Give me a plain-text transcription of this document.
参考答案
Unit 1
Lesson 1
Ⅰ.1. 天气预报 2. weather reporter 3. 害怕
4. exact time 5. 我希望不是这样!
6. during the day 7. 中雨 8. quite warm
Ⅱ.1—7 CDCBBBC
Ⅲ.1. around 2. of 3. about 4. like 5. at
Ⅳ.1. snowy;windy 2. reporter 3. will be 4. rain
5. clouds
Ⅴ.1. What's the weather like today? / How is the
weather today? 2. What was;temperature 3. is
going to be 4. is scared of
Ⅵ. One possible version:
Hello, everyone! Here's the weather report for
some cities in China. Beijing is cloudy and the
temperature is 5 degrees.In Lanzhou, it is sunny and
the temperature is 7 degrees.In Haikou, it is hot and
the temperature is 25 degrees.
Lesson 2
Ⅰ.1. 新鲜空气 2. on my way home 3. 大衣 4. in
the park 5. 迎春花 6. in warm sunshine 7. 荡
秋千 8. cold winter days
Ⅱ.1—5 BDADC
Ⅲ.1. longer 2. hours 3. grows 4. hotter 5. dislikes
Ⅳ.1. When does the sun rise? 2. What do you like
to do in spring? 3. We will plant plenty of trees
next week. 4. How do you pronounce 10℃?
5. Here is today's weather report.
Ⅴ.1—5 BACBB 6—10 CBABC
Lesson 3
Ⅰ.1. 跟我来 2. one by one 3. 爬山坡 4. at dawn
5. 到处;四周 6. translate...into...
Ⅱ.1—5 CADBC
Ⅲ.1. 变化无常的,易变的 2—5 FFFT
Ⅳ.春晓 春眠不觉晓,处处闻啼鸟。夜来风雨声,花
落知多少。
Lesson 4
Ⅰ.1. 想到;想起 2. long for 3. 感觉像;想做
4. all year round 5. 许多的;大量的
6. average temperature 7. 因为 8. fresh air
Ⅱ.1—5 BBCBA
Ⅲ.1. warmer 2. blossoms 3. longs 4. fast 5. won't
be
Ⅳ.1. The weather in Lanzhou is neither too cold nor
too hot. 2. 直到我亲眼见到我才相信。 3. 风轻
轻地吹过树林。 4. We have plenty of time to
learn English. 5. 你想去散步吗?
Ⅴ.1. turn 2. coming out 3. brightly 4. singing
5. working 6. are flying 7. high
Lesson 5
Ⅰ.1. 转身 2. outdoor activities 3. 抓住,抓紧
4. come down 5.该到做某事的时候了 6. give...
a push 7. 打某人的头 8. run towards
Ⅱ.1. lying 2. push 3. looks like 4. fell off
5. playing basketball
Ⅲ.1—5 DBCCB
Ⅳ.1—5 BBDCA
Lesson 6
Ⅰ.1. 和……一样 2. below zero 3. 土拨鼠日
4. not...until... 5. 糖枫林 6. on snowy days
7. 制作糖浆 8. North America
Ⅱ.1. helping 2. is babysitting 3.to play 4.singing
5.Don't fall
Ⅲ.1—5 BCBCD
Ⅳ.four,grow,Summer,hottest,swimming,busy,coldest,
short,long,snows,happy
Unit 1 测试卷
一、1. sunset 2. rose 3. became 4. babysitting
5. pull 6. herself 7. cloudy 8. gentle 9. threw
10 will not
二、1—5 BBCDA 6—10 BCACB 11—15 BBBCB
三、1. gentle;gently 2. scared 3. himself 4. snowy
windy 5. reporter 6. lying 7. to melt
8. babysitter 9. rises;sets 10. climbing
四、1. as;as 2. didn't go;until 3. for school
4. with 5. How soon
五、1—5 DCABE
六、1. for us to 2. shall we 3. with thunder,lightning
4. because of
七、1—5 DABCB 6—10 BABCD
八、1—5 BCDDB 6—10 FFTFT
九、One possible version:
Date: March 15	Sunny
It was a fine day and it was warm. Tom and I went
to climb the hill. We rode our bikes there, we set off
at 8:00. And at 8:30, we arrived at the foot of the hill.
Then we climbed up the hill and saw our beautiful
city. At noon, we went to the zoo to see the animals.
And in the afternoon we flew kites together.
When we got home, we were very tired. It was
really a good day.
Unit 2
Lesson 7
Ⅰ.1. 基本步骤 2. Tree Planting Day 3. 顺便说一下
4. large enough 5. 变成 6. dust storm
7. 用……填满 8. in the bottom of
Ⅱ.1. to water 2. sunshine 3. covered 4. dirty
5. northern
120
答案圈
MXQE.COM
-=-=-=-=-
• **Instructions to follow**
Transcribe the material exactly as it reads.

• **Result**
Give me a plain-text transcription of this document.
参考答案
Unit 1
Lesson 1
Ⅰ.1. 天气预报 2. weather reporter 3. 害怕
4. exact time 5. 我希望不是这样!
6. during the day 7. 中雨 8. quite warm
Ⅱ.1—7 CDCBBBC
Ⅲ.1. around 2. of 3. about 4. like 5. at
Ⅳ.1. snowy;windy 2. reporter 3. will be 4. rain
5. clouds
Ⅴ.1. What's the weather like today? / How is the
weather today? 2. What was;temperature 3. is
going to be 4. is scared of
Ⅵ. One possible version:
Hello, everyone! Here's the weather report for
some cities in China. Beijing is cloudy and the
temperature is 5 degrees.In Lanzhou, it is sunny and
the temperature is 7 degrees.In Haikou, it is hot and
the temperature is 25 degrees.
Lesson 2
Ⅰ.1. 新鲜空气 2. on my way home 3. 大衣 4. in
the park 5. 迎春花 6. in warm sunshine 7. 荡
秋千 8. cold winter days
Ⅱ.1—5 BDADC
Ⅲ.1. longer 2. hours 3. grows 4. hotter 5. dislikes
Ⅳ.1. When does the sun rise? 2. What do you like
to do in spring? 3. We will plant plenty of trees
next week. 4. How do you pronounce 10℃?
5. Here is today's weather report.
Ⅴ.1—5 BACBB 6—10 CBABC
Lesson 3
Ⅰ.1. 跟我来 2. one by one 3. 爬山坡 4. at dawn
5. 到处;四周 6. translate...into...
Ⅱ.1—5 CADBC
Ⅲ.1. 变化无常的,易变的 2—5 FFFT
Ⅳ.春晓 春眠不觉晓,处处闻啼鸟。夜来风雨声,花
落知多少。
Lesson 4
Ⅰ.1. 想到;想起 2. long for 3. 感觉像;想做
4. all year round 5. 许多的;大量的
6. average temperature 7. 因为 8. fresh air
Ⅱ.1—5 BBCBA
Ⅲ.1. warmer 2. blossoms 3. longs 4. fast 5. won't
be
Ⅳ.1. The weather in Lanzhou is neither too cold nor
too hot. 2. 直到我亲眼见到我才相信。 3. 风轻
轻地吹过树林。 4. We have plenty of time to
learn English. 5. 你想去散步吗?
Ⅴ.1. turn 2. coming out 3. brightly 4. singing
5. working 6. are flying 7. high
Lesson 5
Ⅰ.1. 转身 2. outdoor activities 3. 抓住,抓紧
4. come down 5.该到做某事的时候了 6. give...
a push 7. 打某人的头 8. run towards
Ⅱ.1. lying 2. push 3. looks like 4. fell off
5. playing basketball
Ⅲ.1—5 DBCCB
Ⅳ.1—5 BBDCA
Lesson 6
Ⅰ.1. 和……一样 2. below zero 3. 土拨鼠日
4. not...until... 5. 糖枫林 6. on snowy days
7. 制作糖浆 8. North America
Ⅱ.1. helping 2. is babysitting 3.to play 4.singing
5.Don't fall
Ⅲ.1—5 BCBCD
Ⅳ.four,grow,Summer,hottest,swimming,busy,coldest,
short,long,snows,happy
Unit 1 测试卷
一、1. sunset 2. rose 3. became 4. babysitting
5. pull 6. herself 7. cloudy 8. gentle 9. threw
10 will not
二、1—5 BBCDA 6—10 BCACB 11—15 BBBCB
三、1. gentle;gently 2. scared 3. himself 4. snowy
windy 5. reporter 6. lying 7. to melt
8. babysitter 9. rises;sets 10. climbing
四、1. as;as 2. didn't go;until 3. for school
4. with 5. How soon
五、1—5 DCABE
六、1. for us to 2. shall we 3. with thunder,lightning
4. because of
七、1—5 DABCB 6—10 BABCD
八、1—5 BCDDB 6—10 FFTFT
九、One possible version:
Date: March 15	Sunny
It was a fine day and it was warm. Tom and I went
to climb the hill. We rode our bikes there, we set off
at 8:00. And at 8:30, we arrived at the foot of the hill.
Then we climbed up the hill and saw our beautiful
city. At noon, we went to the zoo to see the animals.
And in the afternoon we flew kites together.
When we got home, we were very tired. It was
really a good day.
Unit 2
Lesson 7
Ⅰ.1. 基本步骤 2. Tree Planting Day 3. 顺便说一下
4. large enough 5. 变成 6. dust storm
7. 用……填满 8. in the bottom of
Ⅱ.1. to water 2. sunshine 3. covered 4. dirty
5. northern
120
答案圈
MXQE.COM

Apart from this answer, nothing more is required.